STATED GOAL: Each line of the material must be repeated precisely, with the pictures left out.

[Raw records]
=-=-=-=-=
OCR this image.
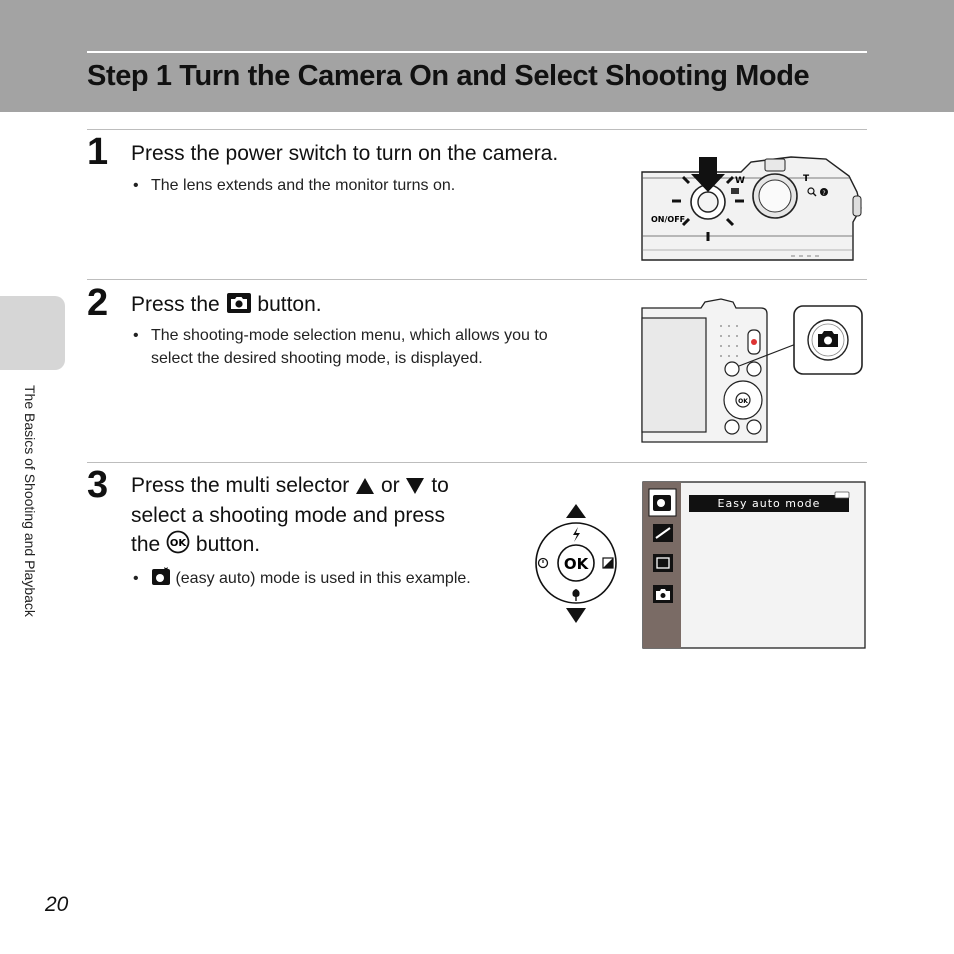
Step 1 Turn the Camera On and Select Shooting Mode
The Basics of Shooting and Playback
1 Press the power switch to turn on the camera.
• The lens extends and the monitor turns on.	W	T
?
ON/OFF
2 Press the button.
• The shooting-mode selection menu, which allows you to
select the desired shooting mode, is displayed.
OK
3 Press the multi selector or to
select a shooting mode and press
the OK button.
• (easy auto) mode is used in this example.
OK
Easy auto mode
20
=-=-=-=-=
RESPONSE:
OCR this image.
Step 1 Turn the Camera On and Select Shooting Mode
The Basics of Shooting and Playback
1 Press the power switch to turn on the camera.
• The lens extends and the monitor turns on.	W	T
?
ON/OFF
2 Press the button.
• The shooting-mode selection menu, which allows you to
select the desired shooting mode, is displayed.
OK
3 Press the multi selector or to
select a shooting mode and press
the OK button.
• (easy auto) mode is used in this example.
OK
Easy auto mode
20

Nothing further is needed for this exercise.